#### 本文
******************************
【インタビュー】VALSHE、3rdアルバム完成「忘れるって何だっけ? 忘却曲線をなだらかに」

ポスト

■今までと違うのはリミッターを外したところ
■いろいろなものを許したという感じです

──ミュージックビデオはまるで映画のような作りでゴシックホラーのような世界観だなと思いました。楽曲と映像のアイディアは同時進行だったんですか?

VALSHE:ミュージックビデオは自分が考えた起承転結の物語の真ん中、“承”と“転”だけをくりぬいているんです。“起”と“結”に関しては今後わかっていくと思います。後からもう一度見ていただくと、映像の中に出てくる子供たちが何をしているのかわかった状態で楽しんでもらえると思います。VALSHEが持っている天秤の動きであったりも。


──ミュージックビデオShort ver.だと子供たちが禁じられた場所の中に入ってしまい、VALSHEさんが天秤に石を乗せている場面が映し出される。

VALSHE:いつも「あなたの解釈にお任せします」と言っていたのですが、今回は種明かしをライブツアーや今後出てくる作品で見せたいと思ってるんです。ミュージックビデオもヒントのひとつです。

──なるほど。いつの時代なんだろうというのも気になります。

VALSHE:時代設定的には未来です。1曲目の「エビングハウスの忘却曲」に出てくる語りにもヒントになるワードがたくさん散りばめられているんです。“3116年”という言葉が出てくるのですが、後になって「あの数字はこういうことだったのか」とか「あの言葉はこういう意味なんだ」ってわかると思います。でも、さっきお話したように物語のことを考えなくても、単純にカッコいいインストゥルメンタルとしても楽しんでいただけるんじゃないかと。
******************************
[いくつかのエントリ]
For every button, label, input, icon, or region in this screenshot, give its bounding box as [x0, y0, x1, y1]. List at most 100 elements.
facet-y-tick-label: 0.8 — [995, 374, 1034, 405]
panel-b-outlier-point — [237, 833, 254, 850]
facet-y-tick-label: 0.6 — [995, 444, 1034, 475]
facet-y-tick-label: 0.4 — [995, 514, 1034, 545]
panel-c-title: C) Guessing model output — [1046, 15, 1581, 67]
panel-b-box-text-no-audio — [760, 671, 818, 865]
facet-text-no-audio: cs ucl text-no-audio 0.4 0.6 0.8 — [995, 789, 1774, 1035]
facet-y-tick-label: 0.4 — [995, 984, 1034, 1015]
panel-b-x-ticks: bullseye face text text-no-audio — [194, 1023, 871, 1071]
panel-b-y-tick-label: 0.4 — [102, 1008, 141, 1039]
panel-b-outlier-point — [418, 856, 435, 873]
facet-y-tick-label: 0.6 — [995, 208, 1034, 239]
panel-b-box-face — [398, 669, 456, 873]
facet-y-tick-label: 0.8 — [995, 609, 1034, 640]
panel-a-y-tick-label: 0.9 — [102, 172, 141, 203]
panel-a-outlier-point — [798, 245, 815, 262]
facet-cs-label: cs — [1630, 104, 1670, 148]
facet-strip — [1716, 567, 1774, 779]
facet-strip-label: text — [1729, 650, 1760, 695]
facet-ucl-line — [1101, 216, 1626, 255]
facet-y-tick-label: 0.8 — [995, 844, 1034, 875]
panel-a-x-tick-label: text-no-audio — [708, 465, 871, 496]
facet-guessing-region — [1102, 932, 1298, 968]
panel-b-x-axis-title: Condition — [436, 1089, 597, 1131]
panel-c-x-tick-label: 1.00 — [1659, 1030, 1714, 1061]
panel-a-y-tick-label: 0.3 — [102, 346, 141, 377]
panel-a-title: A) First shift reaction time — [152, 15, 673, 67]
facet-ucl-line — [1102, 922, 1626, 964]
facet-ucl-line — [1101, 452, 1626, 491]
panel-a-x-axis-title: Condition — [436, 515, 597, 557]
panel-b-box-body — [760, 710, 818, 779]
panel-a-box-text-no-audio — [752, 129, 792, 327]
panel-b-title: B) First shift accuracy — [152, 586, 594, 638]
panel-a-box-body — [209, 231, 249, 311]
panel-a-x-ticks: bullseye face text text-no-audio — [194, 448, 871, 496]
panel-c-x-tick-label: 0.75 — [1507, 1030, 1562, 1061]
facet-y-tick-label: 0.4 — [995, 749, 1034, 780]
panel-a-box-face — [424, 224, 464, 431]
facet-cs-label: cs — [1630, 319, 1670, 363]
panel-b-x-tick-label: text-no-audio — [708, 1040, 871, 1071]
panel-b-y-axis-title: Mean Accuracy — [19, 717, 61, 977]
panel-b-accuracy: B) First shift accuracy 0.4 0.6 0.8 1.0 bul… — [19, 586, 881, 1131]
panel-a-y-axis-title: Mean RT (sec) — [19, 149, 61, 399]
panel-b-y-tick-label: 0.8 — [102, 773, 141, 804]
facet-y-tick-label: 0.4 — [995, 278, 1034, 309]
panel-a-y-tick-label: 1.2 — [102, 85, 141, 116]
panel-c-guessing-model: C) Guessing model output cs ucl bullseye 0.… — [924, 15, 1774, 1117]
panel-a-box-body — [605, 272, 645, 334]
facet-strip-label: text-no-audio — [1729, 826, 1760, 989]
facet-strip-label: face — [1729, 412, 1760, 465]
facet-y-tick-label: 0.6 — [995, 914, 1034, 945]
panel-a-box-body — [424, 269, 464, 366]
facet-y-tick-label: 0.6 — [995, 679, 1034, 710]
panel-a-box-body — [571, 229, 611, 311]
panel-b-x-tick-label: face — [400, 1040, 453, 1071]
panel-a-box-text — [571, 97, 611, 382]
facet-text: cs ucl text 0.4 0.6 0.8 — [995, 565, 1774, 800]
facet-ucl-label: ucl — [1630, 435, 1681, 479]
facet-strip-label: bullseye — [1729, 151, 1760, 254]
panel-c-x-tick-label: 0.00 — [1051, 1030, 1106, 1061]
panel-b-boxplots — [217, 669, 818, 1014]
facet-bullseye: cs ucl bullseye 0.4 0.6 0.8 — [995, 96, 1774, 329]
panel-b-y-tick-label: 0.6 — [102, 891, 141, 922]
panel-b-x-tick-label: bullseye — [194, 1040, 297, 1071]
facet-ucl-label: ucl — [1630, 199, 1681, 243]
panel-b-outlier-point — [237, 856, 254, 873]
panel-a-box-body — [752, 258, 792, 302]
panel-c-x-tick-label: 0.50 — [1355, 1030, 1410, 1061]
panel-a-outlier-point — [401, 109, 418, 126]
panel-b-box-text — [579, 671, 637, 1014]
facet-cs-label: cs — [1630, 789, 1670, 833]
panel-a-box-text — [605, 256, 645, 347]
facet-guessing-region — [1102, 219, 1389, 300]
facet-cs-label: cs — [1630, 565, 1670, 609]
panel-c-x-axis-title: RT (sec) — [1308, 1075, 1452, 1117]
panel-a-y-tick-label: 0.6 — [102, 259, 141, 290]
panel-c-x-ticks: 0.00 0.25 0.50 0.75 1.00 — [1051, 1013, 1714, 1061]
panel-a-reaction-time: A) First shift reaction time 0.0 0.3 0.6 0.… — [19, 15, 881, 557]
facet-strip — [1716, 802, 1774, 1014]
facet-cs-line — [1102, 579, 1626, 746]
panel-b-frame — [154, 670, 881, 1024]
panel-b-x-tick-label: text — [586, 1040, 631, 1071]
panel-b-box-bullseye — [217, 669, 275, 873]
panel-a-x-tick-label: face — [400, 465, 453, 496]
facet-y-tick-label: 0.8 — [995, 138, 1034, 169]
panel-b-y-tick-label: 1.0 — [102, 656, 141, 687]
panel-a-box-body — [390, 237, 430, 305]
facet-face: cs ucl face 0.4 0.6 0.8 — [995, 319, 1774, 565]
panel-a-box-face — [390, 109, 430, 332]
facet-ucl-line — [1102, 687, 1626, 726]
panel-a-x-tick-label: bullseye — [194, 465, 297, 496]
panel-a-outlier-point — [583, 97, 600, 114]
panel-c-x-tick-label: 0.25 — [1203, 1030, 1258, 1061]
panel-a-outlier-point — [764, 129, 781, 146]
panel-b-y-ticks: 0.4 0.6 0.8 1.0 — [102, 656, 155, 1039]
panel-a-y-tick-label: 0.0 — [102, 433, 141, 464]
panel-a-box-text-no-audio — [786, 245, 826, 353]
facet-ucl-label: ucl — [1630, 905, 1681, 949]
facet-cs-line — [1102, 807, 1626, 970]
******************************
#### 課題一覧
a: インタビューの中で“ ”に囲まれている語を、出てくる順にすべて書き出してください。
b: エントリの最初の行から「facet-strip-label: text —」を含む行までを、両端の行も含めてそのまま打ち直してください。

#### 解答一覧
a: 承、転、起、結、3116年

b:
For every button, label, input, icon, or region in this screenshot, give its bounding box as [x0, y0, x1, y1]. List at most 100 elements.
facet-y-tick-label: 0.8 — [995, 374, 1034, 405]
panel-b-outlier-point — [237, 833, 254, 850]
facet-y-tick-label: 0.6 — [995, 444, 1034, 475]
facet-y-tick-label: 0.4 — [995, 514, 1034, 545]
panel-c-title: C) Guessing model output — [1046, 15, 1581, 67]
panel-b-box-text-no-audio — [760, 671, 818, 865]
facet-text-no-audio: cs ucl text-no-audio 0.4 0.6 0.8 — [995, 789, 1774, 1035]
facet-y-tick-label: 0.4 — [995, 984, 1034, 1015]
panel-b-x-ticks: bullseye face text text-no-audio — [194, 1023, 871, 1071]
panel-b-y-tick-label: 0.4 — [102, 1008, 141, 1039]
panel-b-outlier-point — [418, 856, 435, 873]
facet-y-tick-label: 0.6 — [995, 208, 1034, 239]
panel-b-box-face — [398, 669, 456, 873]
facet-y-tick-label: 0.8 — [995, 609, 1034, 640]
panel-a-y-tick-label: 0.9 — [102, 172, 141, 203]
panel-a-outlier-point — [798, 245, 815, 262]
facet-cs-label: cs — [1630, 104, 1670, 148]
facet-strip — [1716, 567, 1774, 779]
facet-strip-label: text — [1729, 650, 1760, 695]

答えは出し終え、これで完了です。